Work instructions
Return the records that follow unaltered. Omit every picture.

[Entries from a dataset]
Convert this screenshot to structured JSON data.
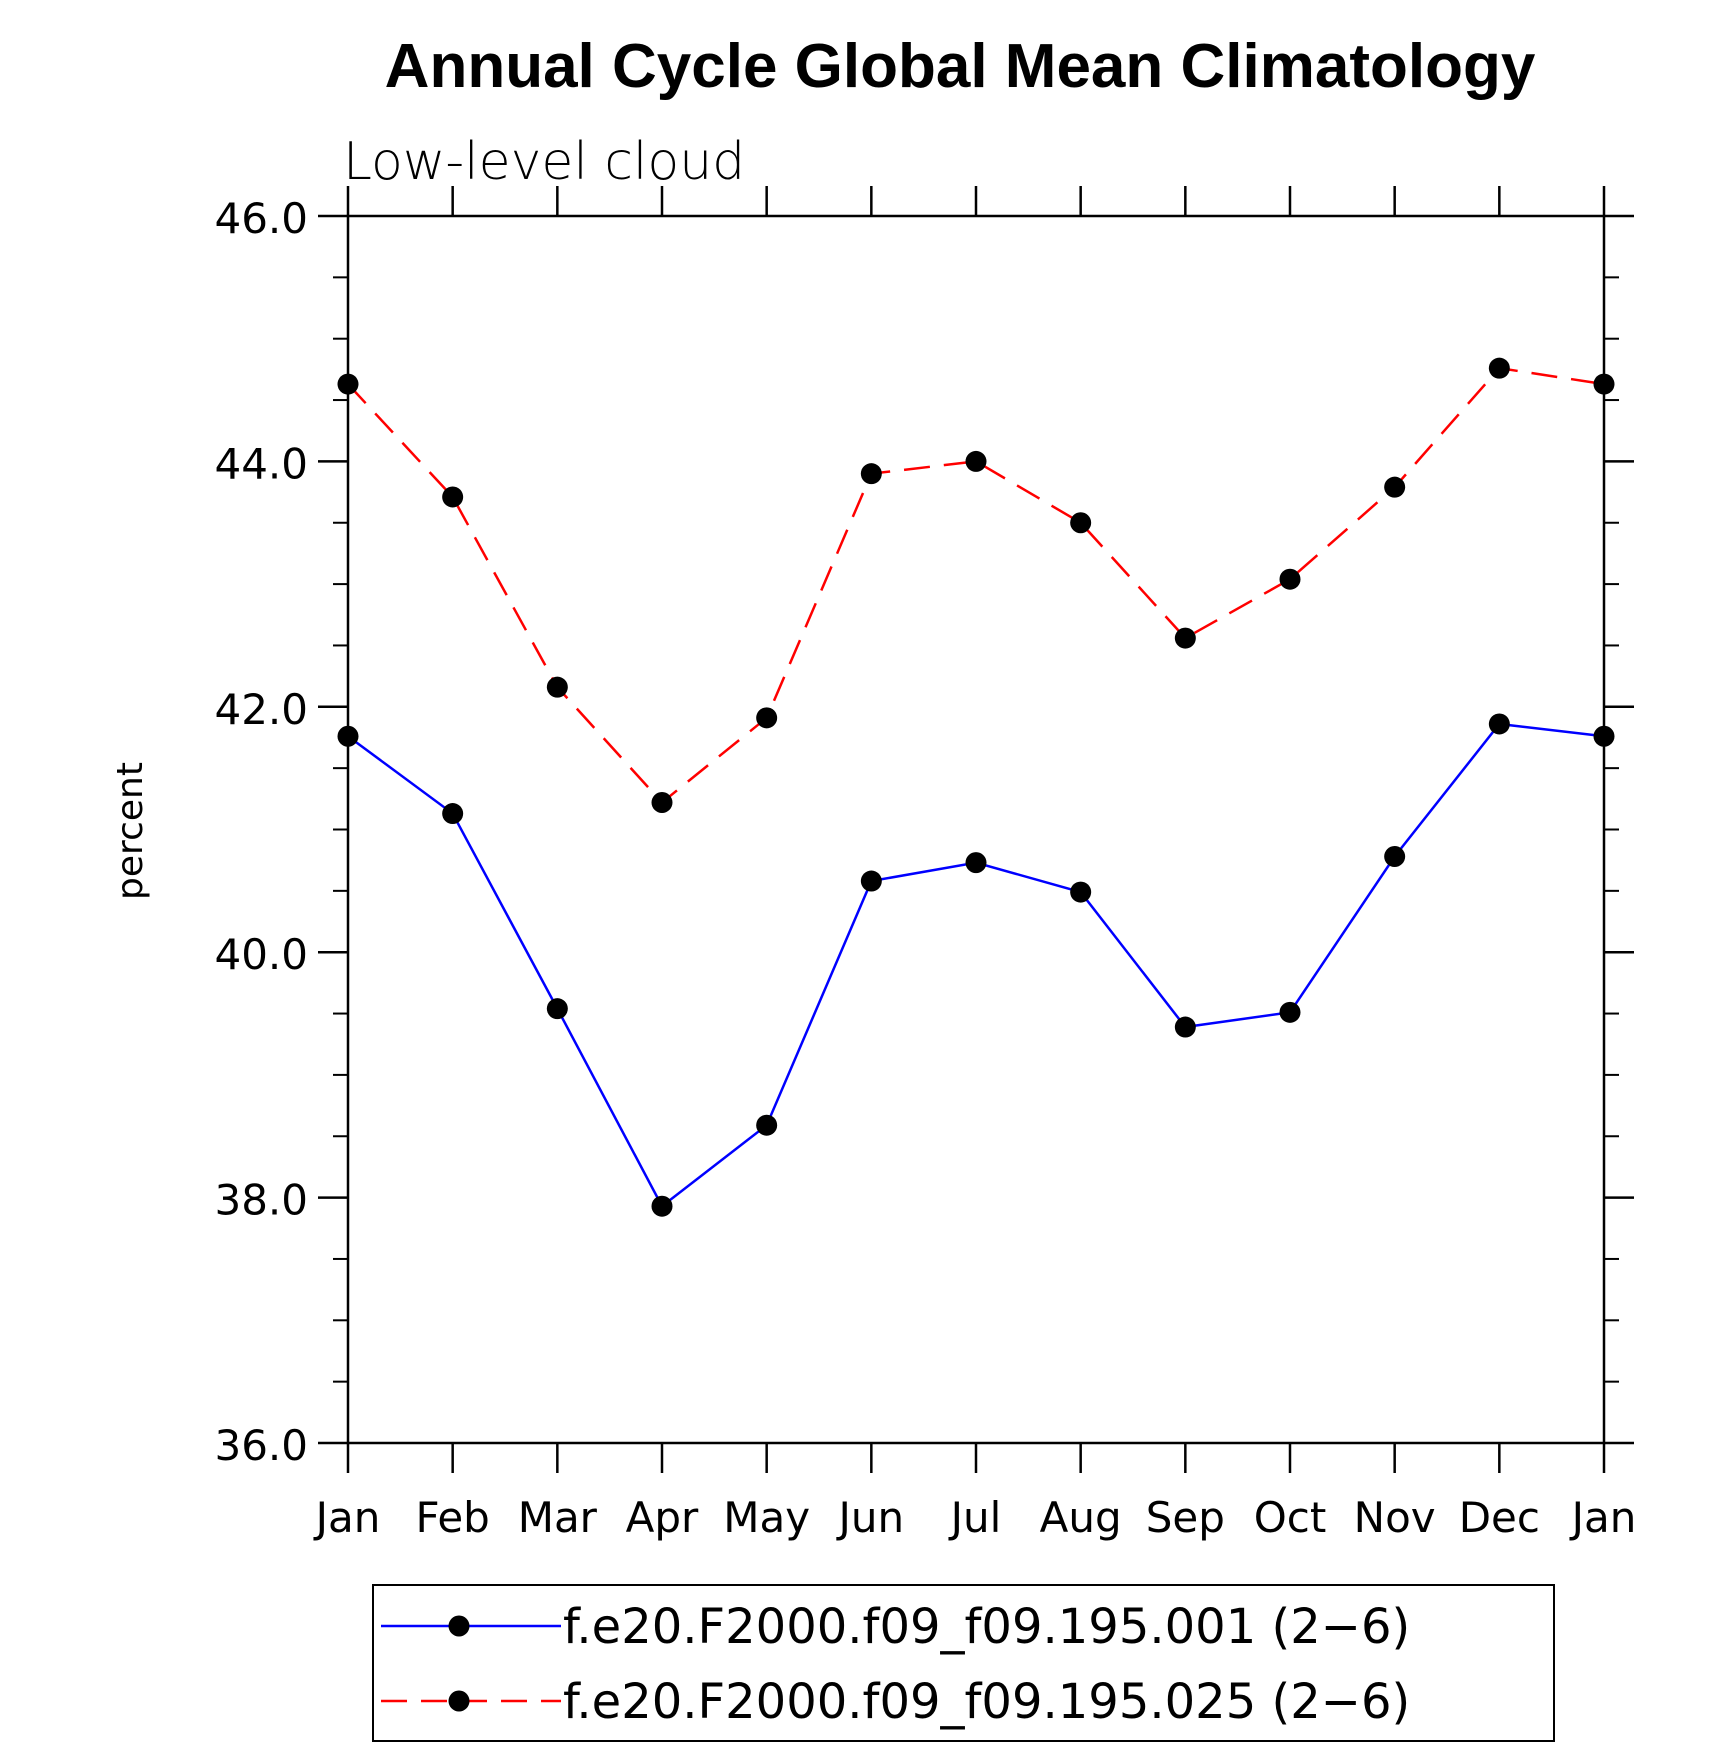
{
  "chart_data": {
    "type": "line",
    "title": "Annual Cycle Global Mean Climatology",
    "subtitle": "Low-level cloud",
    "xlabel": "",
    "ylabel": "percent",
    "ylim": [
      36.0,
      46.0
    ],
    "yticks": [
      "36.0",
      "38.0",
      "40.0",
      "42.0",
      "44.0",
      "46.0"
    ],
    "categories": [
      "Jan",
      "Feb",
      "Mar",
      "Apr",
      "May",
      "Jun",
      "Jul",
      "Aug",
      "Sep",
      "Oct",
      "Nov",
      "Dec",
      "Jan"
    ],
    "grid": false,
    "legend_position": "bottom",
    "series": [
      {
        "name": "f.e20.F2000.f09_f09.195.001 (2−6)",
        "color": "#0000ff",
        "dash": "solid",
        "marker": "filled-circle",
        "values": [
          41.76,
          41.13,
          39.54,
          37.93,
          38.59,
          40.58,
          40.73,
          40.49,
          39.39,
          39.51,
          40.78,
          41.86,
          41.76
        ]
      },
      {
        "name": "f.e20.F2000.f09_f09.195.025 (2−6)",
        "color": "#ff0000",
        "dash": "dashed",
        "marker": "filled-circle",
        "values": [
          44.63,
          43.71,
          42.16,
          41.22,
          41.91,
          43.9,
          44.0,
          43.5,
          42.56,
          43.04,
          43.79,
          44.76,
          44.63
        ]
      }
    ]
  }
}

The answer
Convert this screenshot to structured JSON data.
{
  "chart_data": {
    "type": "line",
    "title": "Annual Cycle Global Mean Climatology",
    "subtitle": "Low-level cloud",
    "xlabel": "",
    "ylabel": "percent",
    "ylim": [
      36.0,
      46.0
    ],
    "yticks": [
      "36.0",
      "38.0",
      "40.0",
      "42.0",
      "44.0",
      "46.0"
    ],
    "categories": [
      "Jan",
      "Feb",
      "Mar",
      "Apr",
      "May",
      "Jun",
      "Jul",
      "Aug",
      "Sep",
      "Oct",
      "Nov",
      "Dec",
      "Jan"
    ],
    "grid": false,
    "legend_position": "bottom",
    "series": [
      {
        "name": "f.e20.F2000.f09_f09.195.001 (2−6)",
        "color": "#0000ff",
        "dash": "solid",
        "marker": "filled-circle",
        "values": [
          41.76,
          41.13,
          39.54,
          37.93,
          38.59,
          40.58,
          40.73,
          40.49,
          39.39,
          39.51,
          40.78,
          41.86,
          41.76
        ]
      },
      {
        "name": "f.e20.F2000.f09_f09.195.025 (2−6)",
        "color": "#ff0000",
        "dash": "dashed",
        "marker": "filled-circle",
        "values": [
          44.63,
          43.71,
          42.16,
          41.22,
          41.91,
          43.9,
          44.0,
          43.5,
          42.56,
          43.04,
          43.79,
          44.76,
          44.63
        ]
      }
    ]
  }
}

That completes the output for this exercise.